• **Written exercise**: Write the records below out in full, character for character, with no pictures.

Data excerpts
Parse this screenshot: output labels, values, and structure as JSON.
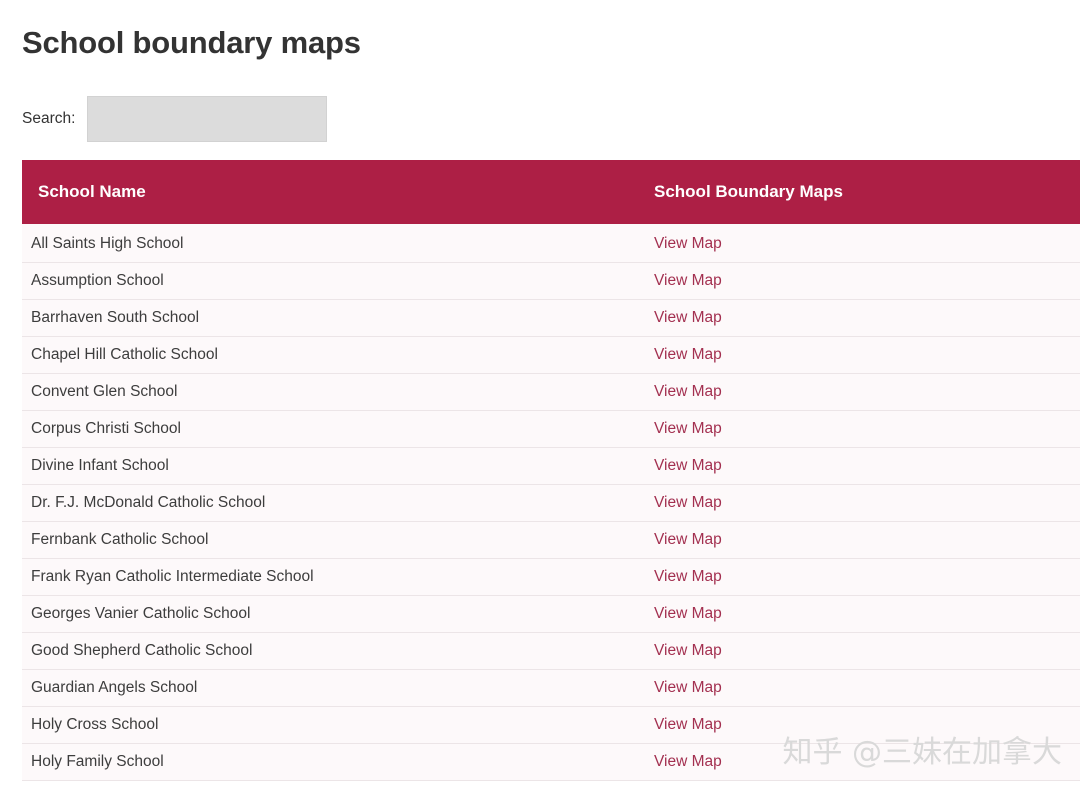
{
  "page": {
    "title": "School boundary maps"
  },
  "search": {
    "label": "Search:",
    "value": "",
    "placeholder": ""
  },
  "table": {
    "columns": [
      "School Name",
      "School Boundary Maps"
    ],
    "link_label": "View Map",
    "rows": [
      {
        "school_name": "All Saints High School",
        "map_link": "View Map"
      },
      {
        "school_name": "Assumption School",
        "map_link": "View Map"
      },
      {
        "school_name": "Barrhaven South School",
        "map_link": "View Map"
      },
      {
        "school_name": "Chapel Hill Catholic School",
        "map_link": "View Map"
      },
      {
        "school_name": "Convent Glen School",
        "map_link": "View Map"
      },
      {
        "school_name": "Corpus Christi School",
        "map_link": "View Map"
      },
      {
        "school_name": "Divine Infant School",
        "map_link": "View Map"
      },
      {
        "school_name": "Dr. F.J. McDonald Catholic School",
        "map_link": "View Map"
      },
      {
        "school_name": "Fernbank Catholic School",
        "map_link": "View Map"
      },
      {
        "school_name": "Frank Ryan Catholic Intermediate School",
        "map_link": "View Map"
      },
      {
        "school_name": "Georges Vanier Catholic School",
        "map_link": "View Map"
      },
      {
        "school_name": "Good Shepherd Catholic School",
        "map_link": "View Map"
      },
      {
        "school_name": "Guardian Angels School",
        "map_link": "View Map"
      },
      {
        "school_name": "Holy Cross School",
        "map_link": "View Map"
      },
      {
        "school_name": "Holy Family School",
        "map_link": "View Map"
      }
    ]
  },
  "watermark": {
    "text": "知乎 @三妹在加拿大"
  },
  "colors": {
    "header_background": "#ad1f45",
    "header_text": "#ffffff",
    "link": "#a33050",
    "table_background": "#fdf9fa",
    "row_divider": "#ece5e7",
    "title_text": "#333333",
    "search_input_background": "#dcdcdc",
    "watermark_text": "#d9d9d9"
  }
}
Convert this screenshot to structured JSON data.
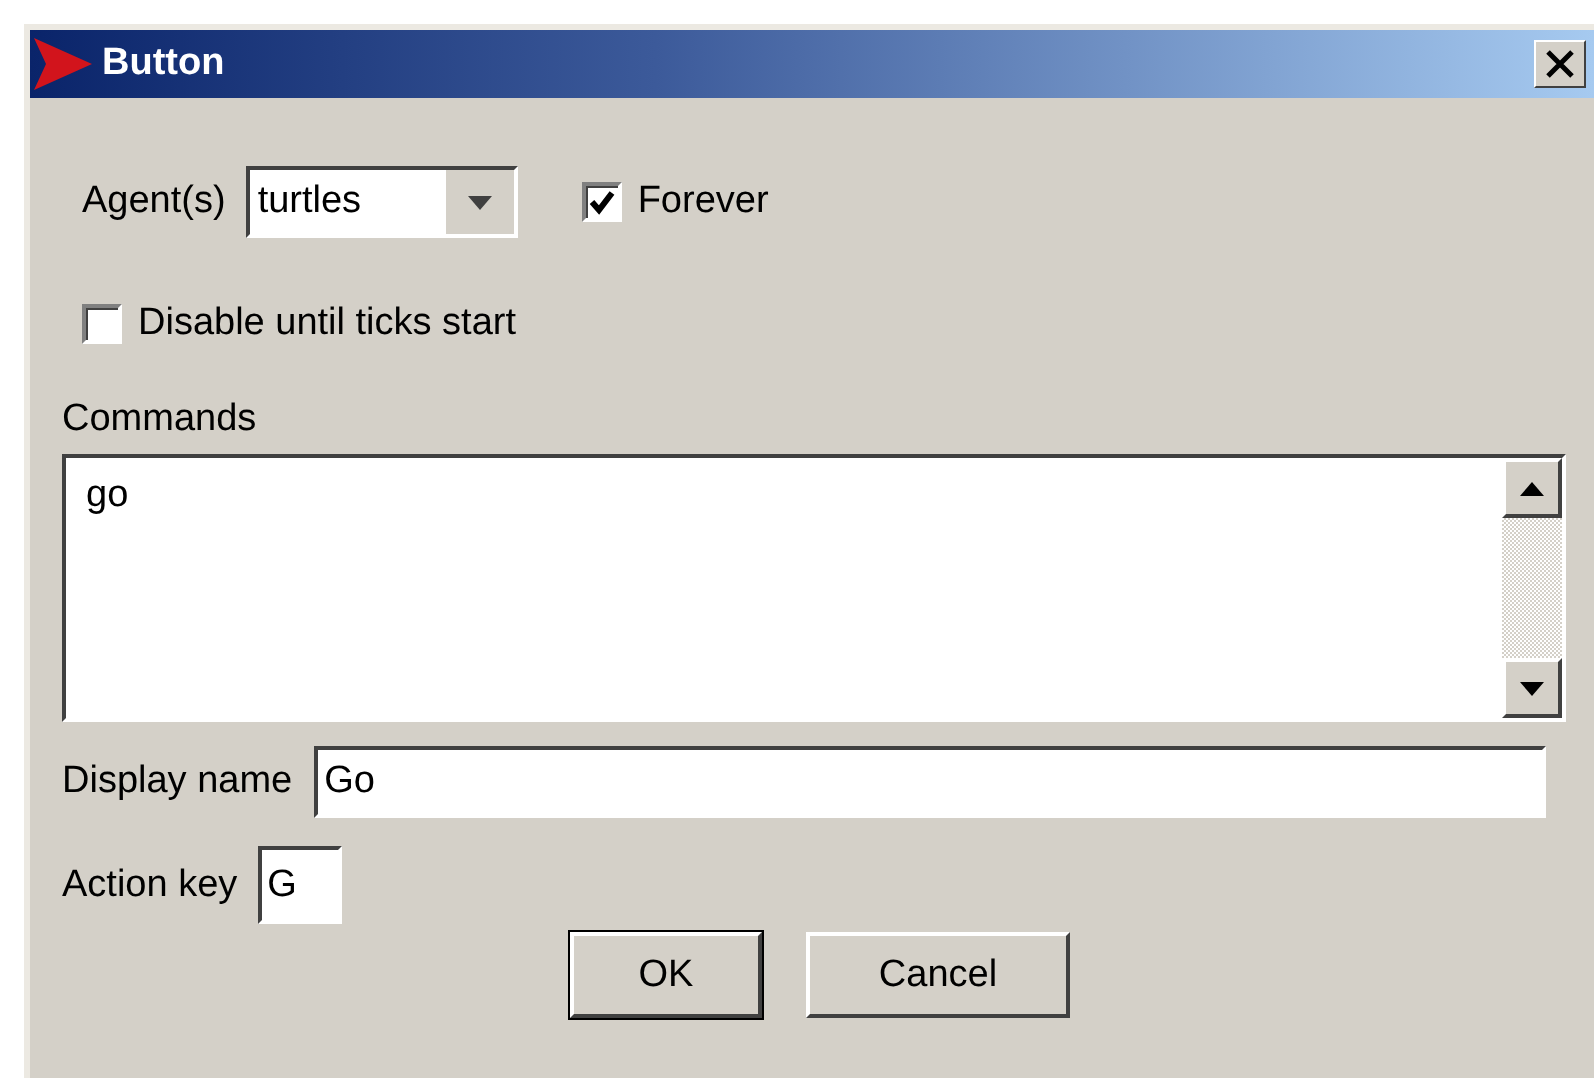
{
  "window": {
    "title": "Button"
  },
  "agents": {
    "label": "Agent(s)",
    "value": "turtles"
  },
  "forever": {
    "label": "Forever",
    "checked": true
  },
  "disable_until_ticks": {
    "label": "Disable until ticks start",
    "checked": false
  },
  "commands": {
    "label": "Commands",
    "value": "go"
  },
  "display_name": {
    "label": "Display name",
    "value": "Go"
  },
  "action_key": {
    "label": "Action key",
    "value": "G"
  },
  "buttons": [
    {
      "label": "OK",
      "default": true
    },
    {
      "label": "Cancel",
      "default": false
    }
  ]
}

• **Output for this task**:
Parse this screenshot: output labels, values, and structure as JSON.
{
  "page": {
    "title": "School boundary maps"
  },
  "search": {
    "label": "Search:",
    "value": "",
    "placeholder": ""
  },
  "table": {
    "columns": [
      "School Name",
      "School Boundary Maps"
    ],
    "link_label": "View Map",
    "rows": [
      {
        "school_name": "All Saints High School",
        "map_link": "View Map"
      },
      {
        "school_name": "Assumption School",
        "map_link": "View Map"
      },
      {
        "school_name": "Barrhaven South School",
        "map_link": "View Map"
      },
      {
        "school_name": "Chapel Hill Catholic School",
        "map_link": "View Map"
      },
      {
        "school_name": "Convent Glen School",
        "map_link": "View Map"
      },
      {
        "school_name": "Corpus Christi School",
        "map_link": "View Map"
      },
      {
        "school_name": "Divine Infant School",
        "map_link": "View Map"
      },
      {
        "school_name": "Dr. F.J. McDonald Catholic School",
        "map_link": "View Map"
      },
      {
        "school_name": "Fernbank Catholic School",
        "map_link": "View Map"
      },
      {
        "school_name": "Frank Ryan Catholic Intermediate School",
        "map_link": "View Map"
      },
      {
        "school_name": "Georges Vanier Catholic School",
        "map_link": "View Map"
      },
      {
        "school_name": "Good Shepherd Catholic School",
        "map_link": "View Map"
      },
      {
        "school_name": "Guardian Angels School",
        "map_link": "View Map"
      },
      {
        "school_name": "Holy Cross School",
        "map_link": "View Map"
      },
      {
        "school_name": "Holy Family School",
        "map_link": "View Map"
      }
    ]
  },
  "watermark": {
    "text": "知乎 @三妹在加拿大"
  },
  "colors": {
    "header_background": "#ad1f45",
    "header_text": "#ffffff",
    "link": "#a33050",
    "table_background": "#fdf9fa",
    "row_divider": "#ece5e7",
    "title_text": "#333333",
    "search_input_background": "#dcdcdc",
    "watermark_text": "#d9d9d9"
  }
}
Convert this screenshot to structured JSON data.
{
  "window": {
    "title": "Button"
  },
  "agents": {
    "label": "Agent(s)",
    "value": "turtles"
  },
  "forever": {
    "label": "Forever",
    "checked": true
  },
  "disable_until_ticks": {
    "label": "Disable until ticks start",
    "checked": false
  },
  "commands": {
    "label": "Commands",
    "value": "go"
  },
  "display_name": {
    "label": "Display name",
    "value": "Go"
  },
  "action_key": {
    "label": "Action key",
    "value": "G"
  },
  "buttons": [
    {
      "label": "OK",
      "default": true
    },
    {
      "label": "Cancel",
      "default": false
    }
  ]
}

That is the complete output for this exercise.